**Set exercise**
Every line of the material that follows must be printed again exactly.

-- Start of Source records --

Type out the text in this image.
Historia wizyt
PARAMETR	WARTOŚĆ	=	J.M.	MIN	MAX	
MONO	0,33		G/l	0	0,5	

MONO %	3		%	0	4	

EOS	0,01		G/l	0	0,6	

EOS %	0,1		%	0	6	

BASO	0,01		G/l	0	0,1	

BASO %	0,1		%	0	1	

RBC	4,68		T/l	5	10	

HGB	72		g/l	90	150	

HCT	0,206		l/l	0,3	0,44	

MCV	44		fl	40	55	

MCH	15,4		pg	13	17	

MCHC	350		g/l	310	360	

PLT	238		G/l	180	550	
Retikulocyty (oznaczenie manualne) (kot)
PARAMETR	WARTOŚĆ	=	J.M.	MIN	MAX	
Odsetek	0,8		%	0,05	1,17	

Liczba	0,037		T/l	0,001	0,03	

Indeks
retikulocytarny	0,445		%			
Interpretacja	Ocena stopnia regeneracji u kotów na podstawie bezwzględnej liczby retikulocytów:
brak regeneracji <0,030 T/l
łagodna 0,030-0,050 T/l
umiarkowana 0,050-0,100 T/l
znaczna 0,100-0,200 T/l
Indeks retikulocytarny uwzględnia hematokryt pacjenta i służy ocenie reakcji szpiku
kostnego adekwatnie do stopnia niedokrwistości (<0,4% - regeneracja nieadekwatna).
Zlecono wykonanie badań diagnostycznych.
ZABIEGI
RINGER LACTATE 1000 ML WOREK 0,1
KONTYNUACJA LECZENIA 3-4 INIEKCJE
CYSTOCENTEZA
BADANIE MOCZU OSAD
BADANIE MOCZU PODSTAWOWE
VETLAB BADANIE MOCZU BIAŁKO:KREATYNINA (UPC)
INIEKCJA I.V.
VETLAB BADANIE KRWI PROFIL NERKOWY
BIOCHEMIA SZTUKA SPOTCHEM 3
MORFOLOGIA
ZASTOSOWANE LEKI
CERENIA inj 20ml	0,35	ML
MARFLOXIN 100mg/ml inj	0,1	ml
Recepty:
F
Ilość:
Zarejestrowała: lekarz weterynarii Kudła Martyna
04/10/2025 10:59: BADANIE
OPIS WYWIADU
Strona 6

-- End of Source records --

**Answer to the problem**
Type out the text in this image.
Historia wizyt
PARAMETR	WARTOŚĆ	=	J.M.	MIN	MAX	
MONO	0,33		G/l	0	0,5	

MONO %	3		%	0	4	

EOS	0,01		G/l	0	0,6	

EOS %	0,1		%	0	6	

BASO	0,01		G/l	0	0,1	

BASO %	0,1		%	0	1	

RBC	4,68		T/l	5	10	

HGB	72		g/l	90	150	

HCT	0,206		l/l	0,3	0,44	

MCV	44		fl	40	55	

MCH	15,4		pg	13	17	

MCHC	350		g/l	310	360	

PLT	238		G/l	180	550	
Retikulocyty (oznaczenie manualne) (kot)
PARAMETR	WARTOŚĆ	=	J.M.	MIN	MAX	
Odsetek	0,8		%	0,05	1,17	

Liczba	0,037		T/l	0,001	0,03	

Indeks
retikulocytarny	0,445		%			
Interpretacja	Ocena stopnia regeneracji u kotów na podstawie bezwzględnej liczby retikulocytów:
brak regeneracji <0,030 T/l
łagodna 0,030-0,050 T/l
umiarkowana 0,050-0,100 T/l
znaczna 0,100-0,200 T/l
Indeks retikulocytarny uwzględnia hematokryt pacjenta i służy ocenie reakcji szpiku
kostnego adekwatnie do stopnia niedokrwistości (<0,4% - regeneracja nieadekwatna).
Zlecono wykonanie badań diagnostycznych.
ZABIEGI
RINGER LACTATE 1000 ML WOREK 0,1
KONTYNUACJA LECZENIA 3-4 INIEKCJE
CYSTOCENTEZA
BADANIE MOCZU OSAD
BADANIE MOCZU PODSTAWOWE
VETLAB BADANIE MOCZU BIAŁKO:KREATYNINA (UPC)
INIEKCJA I.V.
VETLAB BADANIE KRWI PROFIL NERKOWY
BIOCHEMIA SZTUKA SPOTCHEM 3
MORFOLOGIA
ZASTOSOWANE LEKI
CERENIA inj 20ml	0,35	ML
MARFLOXIN 100mg/ml inj	0,1	ml
Recepty:
F
Ilość:
Zarejestrowała: lekarz weterynarii Kudła Martyna
04/10/2025 10:59: BADANIE
OPIS WYWIADU
Strona 6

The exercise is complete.